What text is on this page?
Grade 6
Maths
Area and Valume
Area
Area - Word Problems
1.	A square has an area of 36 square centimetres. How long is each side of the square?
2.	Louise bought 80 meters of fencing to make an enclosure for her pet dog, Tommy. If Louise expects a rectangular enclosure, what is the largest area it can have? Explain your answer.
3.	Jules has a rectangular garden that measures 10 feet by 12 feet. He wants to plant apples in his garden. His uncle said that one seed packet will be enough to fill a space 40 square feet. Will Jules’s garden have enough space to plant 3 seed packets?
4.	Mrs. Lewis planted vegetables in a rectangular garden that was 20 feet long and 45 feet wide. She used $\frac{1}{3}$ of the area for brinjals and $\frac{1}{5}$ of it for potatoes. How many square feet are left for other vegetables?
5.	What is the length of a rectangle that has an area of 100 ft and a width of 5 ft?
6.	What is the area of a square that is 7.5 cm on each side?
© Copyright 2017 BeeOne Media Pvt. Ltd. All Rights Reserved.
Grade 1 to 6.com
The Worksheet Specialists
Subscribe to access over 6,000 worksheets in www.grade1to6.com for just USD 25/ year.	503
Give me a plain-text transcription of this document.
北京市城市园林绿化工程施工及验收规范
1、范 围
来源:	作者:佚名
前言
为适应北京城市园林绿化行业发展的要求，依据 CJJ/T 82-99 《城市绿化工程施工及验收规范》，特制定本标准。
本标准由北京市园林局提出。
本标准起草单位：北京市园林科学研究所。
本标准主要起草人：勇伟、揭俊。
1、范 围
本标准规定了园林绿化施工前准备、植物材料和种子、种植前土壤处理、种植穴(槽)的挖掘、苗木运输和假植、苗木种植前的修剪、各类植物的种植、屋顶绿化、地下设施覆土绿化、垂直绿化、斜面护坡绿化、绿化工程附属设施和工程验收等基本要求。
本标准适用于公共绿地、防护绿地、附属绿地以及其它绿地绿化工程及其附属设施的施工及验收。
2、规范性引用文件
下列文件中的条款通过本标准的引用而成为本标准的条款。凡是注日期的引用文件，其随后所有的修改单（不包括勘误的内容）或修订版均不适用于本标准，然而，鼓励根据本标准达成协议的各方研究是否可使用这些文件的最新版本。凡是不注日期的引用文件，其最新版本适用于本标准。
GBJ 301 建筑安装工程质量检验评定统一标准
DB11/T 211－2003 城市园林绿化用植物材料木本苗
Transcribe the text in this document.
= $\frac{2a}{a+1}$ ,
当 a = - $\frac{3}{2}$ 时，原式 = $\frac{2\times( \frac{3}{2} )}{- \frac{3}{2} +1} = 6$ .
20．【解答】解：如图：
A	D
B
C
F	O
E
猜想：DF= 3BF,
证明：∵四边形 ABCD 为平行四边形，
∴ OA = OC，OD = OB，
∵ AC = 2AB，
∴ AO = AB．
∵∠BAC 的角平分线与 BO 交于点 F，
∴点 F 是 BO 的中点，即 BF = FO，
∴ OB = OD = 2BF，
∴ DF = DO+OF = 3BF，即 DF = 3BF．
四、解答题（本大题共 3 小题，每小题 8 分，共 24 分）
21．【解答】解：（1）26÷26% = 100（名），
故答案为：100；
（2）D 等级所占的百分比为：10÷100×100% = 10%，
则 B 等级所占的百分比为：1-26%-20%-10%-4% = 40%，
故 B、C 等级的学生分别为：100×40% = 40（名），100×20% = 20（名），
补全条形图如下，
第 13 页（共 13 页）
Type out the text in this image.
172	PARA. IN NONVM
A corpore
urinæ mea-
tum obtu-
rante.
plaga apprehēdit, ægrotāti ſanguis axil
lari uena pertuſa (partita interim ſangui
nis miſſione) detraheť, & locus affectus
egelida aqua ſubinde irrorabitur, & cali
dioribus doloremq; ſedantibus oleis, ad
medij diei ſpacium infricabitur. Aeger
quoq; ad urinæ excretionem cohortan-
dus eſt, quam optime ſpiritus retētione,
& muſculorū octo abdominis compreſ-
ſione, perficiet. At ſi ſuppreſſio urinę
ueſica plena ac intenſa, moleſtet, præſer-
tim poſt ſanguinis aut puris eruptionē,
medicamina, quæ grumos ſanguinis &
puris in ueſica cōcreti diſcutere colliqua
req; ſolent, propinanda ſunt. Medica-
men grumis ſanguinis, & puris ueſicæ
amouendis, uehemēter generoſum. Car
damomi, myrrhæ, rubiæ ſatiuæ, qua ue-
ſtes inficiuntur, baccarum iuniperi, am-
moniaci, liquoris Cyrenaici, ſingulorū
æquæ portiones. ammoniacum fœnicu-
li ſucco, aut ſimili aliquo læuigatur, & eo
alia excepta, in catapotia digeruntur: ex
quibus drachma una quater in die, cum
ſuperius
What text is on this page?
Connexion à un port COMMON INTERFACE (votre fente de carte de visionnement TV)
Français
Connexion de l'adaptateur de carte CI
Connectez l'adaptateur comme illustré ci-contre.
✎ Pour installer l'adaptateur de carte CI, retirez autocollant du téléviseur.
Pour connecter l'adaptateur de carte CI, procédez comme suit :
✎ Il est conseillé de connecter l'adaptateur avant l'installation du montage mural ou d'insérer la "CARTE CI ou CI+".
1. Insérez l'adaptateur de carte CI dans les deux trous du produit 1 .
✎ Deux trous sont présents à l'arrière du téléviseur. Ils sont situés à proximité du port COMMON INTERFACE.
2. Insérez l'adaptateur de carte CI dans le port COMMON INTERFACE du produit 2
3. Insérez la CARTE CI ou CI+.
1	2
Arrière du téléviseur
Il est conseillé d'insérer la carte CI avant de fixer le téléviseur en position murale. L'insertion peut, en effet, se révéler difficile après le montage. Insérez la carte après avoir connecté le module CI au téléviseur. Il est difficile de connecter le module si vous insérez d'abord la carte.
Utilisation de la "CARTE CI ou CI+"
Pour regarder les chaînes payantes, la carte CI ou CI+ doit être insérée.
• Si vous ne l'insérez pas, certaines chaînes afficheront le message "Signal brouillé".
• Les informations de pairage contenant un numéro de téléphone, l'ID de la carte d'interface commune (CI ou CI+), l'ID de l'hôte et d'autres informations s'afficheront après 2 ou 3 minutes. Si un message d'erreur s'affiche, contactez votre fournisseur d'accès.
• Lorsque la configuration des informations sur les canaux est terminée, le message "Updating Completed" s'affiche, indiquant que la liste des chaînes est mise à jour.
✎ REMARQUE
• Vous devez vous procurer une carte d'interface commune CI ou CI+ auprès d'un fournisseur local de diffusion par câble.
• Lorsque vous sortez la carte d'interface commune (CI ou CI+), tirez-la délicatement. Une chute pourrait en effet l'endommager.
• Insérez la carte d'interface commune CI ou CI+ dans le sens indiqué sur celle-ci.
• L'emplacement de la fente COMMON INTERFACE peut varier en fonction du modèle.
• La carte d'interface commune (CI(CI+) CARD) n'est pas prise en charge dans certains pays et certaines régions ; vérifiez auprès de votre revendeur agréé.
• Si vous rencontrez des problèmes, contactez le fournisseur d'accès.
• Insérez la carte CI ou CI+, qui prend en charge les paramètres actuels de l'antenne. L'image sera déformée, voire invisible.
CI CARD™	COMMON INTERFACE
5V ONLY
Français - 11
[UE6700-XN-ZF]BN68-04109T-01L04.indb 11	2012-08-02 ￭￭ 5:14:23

▶ **What is expected**
Gather each line in the data that holds the string "text".

▶ **Expected answer**
What text is on this page?
Give me a plain-text transcription of this document.
Transcribe the text in this document.
Type out the text in this image.
What text is on this page?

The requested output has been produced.